● **TASK DESCRIPTION**
Pictures stay out; everything else in the records below is copied exactly.

● **DATA SUPPLIED**
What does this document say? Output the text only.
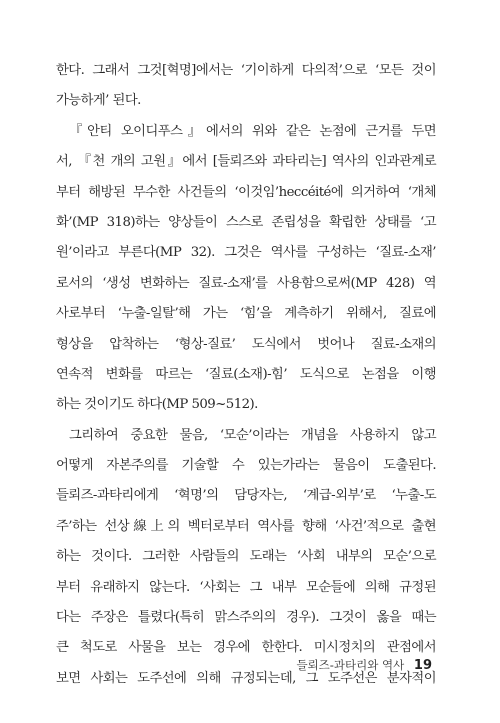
한다. 그래서 그것[혁명]에서는 ‘기이하게 다의적’으로 ‘모든 것이
가능하게’ 된다.
『안티 오이디푸스』에서의 위와 같은 논점에 근거를 두면
서, 『천 개의 고원』에서 [들뢰즈와 과타리는] 역사의 인과관계로
부터 해방된 무수한 사건들의 ‘이것임’heccéité에 의거하여 ‘개체
화’(MP 318)하는 양상들이 스스로 존립성을 확립한 상태를 ‘고
원’이라고 부른다(MP 32). 그것은 역사를 구성하는 ‘질료-소재’
로서의 ‘생성 변화하는 질료-소재’를 사용함으로써(MP 428) 역
사로부터 ‘누출-일탈’해 가는 ‘힘’을 계측하기 위해서, 질료에
형상을 압착하는 ‘형상-질료’ 도식에서 벗어나 질료-소재의
연속적 변화를 따르는 ‘질료(소재)-힘’ 도식으로 논점을 이행
하는 것이기도 하다(MP 509~512).
그리하여 중요한 물음, ‘모순’이라는 개념을 사용하지 않고
어떻게 자본주의를 기술할 수 있는가라는 물음이 도출된다.
들뢰즈-과타리에게 ‘혁명’의 담당자는, ‘계급-외부’로 ‘누출-도
주’하는 선상線上의 벡터로부터 역사를 향해 ‘사건’적으로 출현
하는 것이다. 그러한 사람들의 도래는 ‘사회 내부의 모순’으로
부터 유래하지 않는다. ‘사회는 그 내부 모순들에 의해 규정된
다는 주장은 틀렸다(특히 맑스주의의 경우). 그것이 옳을 때는
큰 척도로 사물을 보는 경우에 한한다. 미시정치의 관점에서
보면 사회는 도주선에 의해 규정되는데, 그 도주선은 분자적이
들뢰즈-과타리와 역사 19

● **FULL ANSWER**
What does this document say? Output the text only.
한다. 그래서 그것[혁명]에서는 ‘기이하게 다의적’으로 ‘모든 것이
가능하게’ 된다.
『안티 오이디푸스』에서의 위와 같은 논점에 근거를 두면
서, 『천 개의 고원』에서 [들뢰즈와 과타리는] 역사의 인과관계로
부터 해방된 무수한 사건들의 ‘이것임’heccéité에 의거하여 ‘개체
화’(MP 318)하는 양상들이 스스로 존립성을 확립한 상태를 ‘고
원’이라고 부른다(MP 32). 그것은 역사를 구성하는 ‘질료-소재’
로서의 ‘생성 변화하는 질료-소재’를 사용함으로써(MP 428) 역
사로부터 ‘누출-일탈’해 가는 ‘힘’을 계측하기 위해서, 질료에
형상을 압착하는 ‘형상-질료’ 도식에서 벗어나 질료-소재의
연속적 변화를 따르는 ‘질료(소재)-힘’ 도식으로 논점을 이행
하는 것이기도 하다(MP 509~512).
그리하여 중요한 물음, ‘모순’이라는 개념을 사용하지 않고
어떻게 자본주의를 기술할 수 있는가라는 물음이 도출된다.
들뢰즈-과타리에게 ‘혁명’의 담당자는, ‘계급-외부’로 ‘누출-도
주’하는 선상線上의 벡터로부터 역사를 향해 ‘사건’적으로 출현
하는 것이다. 그러한 사람들의 도래는 ‘사회 내부의 모순’으로
부터 유래하지 않는다. ‘사회는 그 내부 모순들에 의해 규정된
다는 주장은 틀렸다(특히 맑스주의의 경우). 그것이 옳을 때는
큰 척도로 사물을 보는 경우에 한한다. 미시정치의 관점에서
보면 사회는 도주선에 의해 규정되는데, 그 도주선은 분자적이
들뢰즈-과타리와 역사 19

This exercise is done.